▶ **Exercise materials**

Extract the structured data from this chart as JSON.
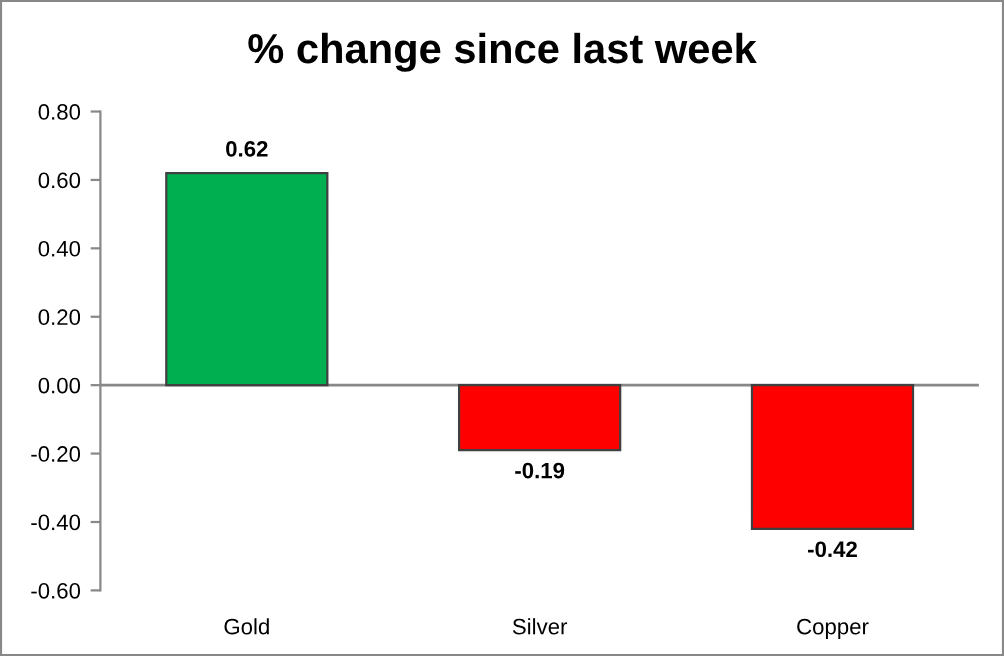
{
  "chart_data": {
    "type": "bar",
    "title": "% change since last week",
    "categories": [
      "Gold",
      "Silver",
      "Copper"
    ],
    "values": [
      0.62,
      -0.19,
      -0.42
    ],
    "colors": [
      "#00b050",
      "#ff0000",
      "#ff0000"
    ],
    "ylim": [
      -0.6,
      0.8
    ],
    "yticks": [
      {
        "value": -0.6,
        "label": "-0.60"
      },
      {
        "value": -0.4,
        "label": "-0.40"
      },
      {
        "value": -0.2,
        "label": "-0.20"
      },
      {
        "value": 0,
        "label": "0.00"
      },
      {
        "value": 0.2,
        "label": "0.20"
      },
      {
        "value": 0.4,
        "label": "0.40"
      },
      {
        "value": 0.6,
        "label": "0.60"
      },
      {
        "value": 0.8,
        "label": "0.80"
      }
    ],
    "ref_lines": [
      {
        "axis": "y",
        "value": 0,
        "color": "#888888"
      }
    ],
    "data_labels": true
  }
}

▶ **The task**
Reproduce all of the data exactly, omitting each picture it holds.

▶ **Worked solution**
Extract the structured data from this chart as JSON.
{
  "chart_data": {
    "type": "bar",
    "title": "% change since last week",
    "categories": [
      "Gold",
      "Silver",
      "Copper"
    ],
    "values": [
      0.62,
      -0.19,
      -0.42
    ],
    "colors": [
      "#00b050",
      "#ff0000",
      "#ff0000"
    ],
    "ylim": [
      -0.6,
      0.8
    ],
    "yticks": [
      {
        "value": -0.6,
        "label": "-0.60"
      },
      {
        "value": -0.4,
        "label": "-0.40"
      },
      {
        "value": -0.2,
        "label": "-0.20"
      },
      {
        "value": 0,
        "label": "0.00"
      },
      {
        "value": 0.2,
        "label": "0.20"
      },
      {
        "value": 0.4,
        "label": "0.40"
      },
      {
        "value": 0.6,
        "label": "0.60"
      },
      {
        "value": 0.8,
        "label": "0.80"
      }
    ],
    "ref_lines": [
      {
        "axis": "y",
        "value": 0,
        "color": "#888888"
      }
    ],
    "data_labels": true
  }
}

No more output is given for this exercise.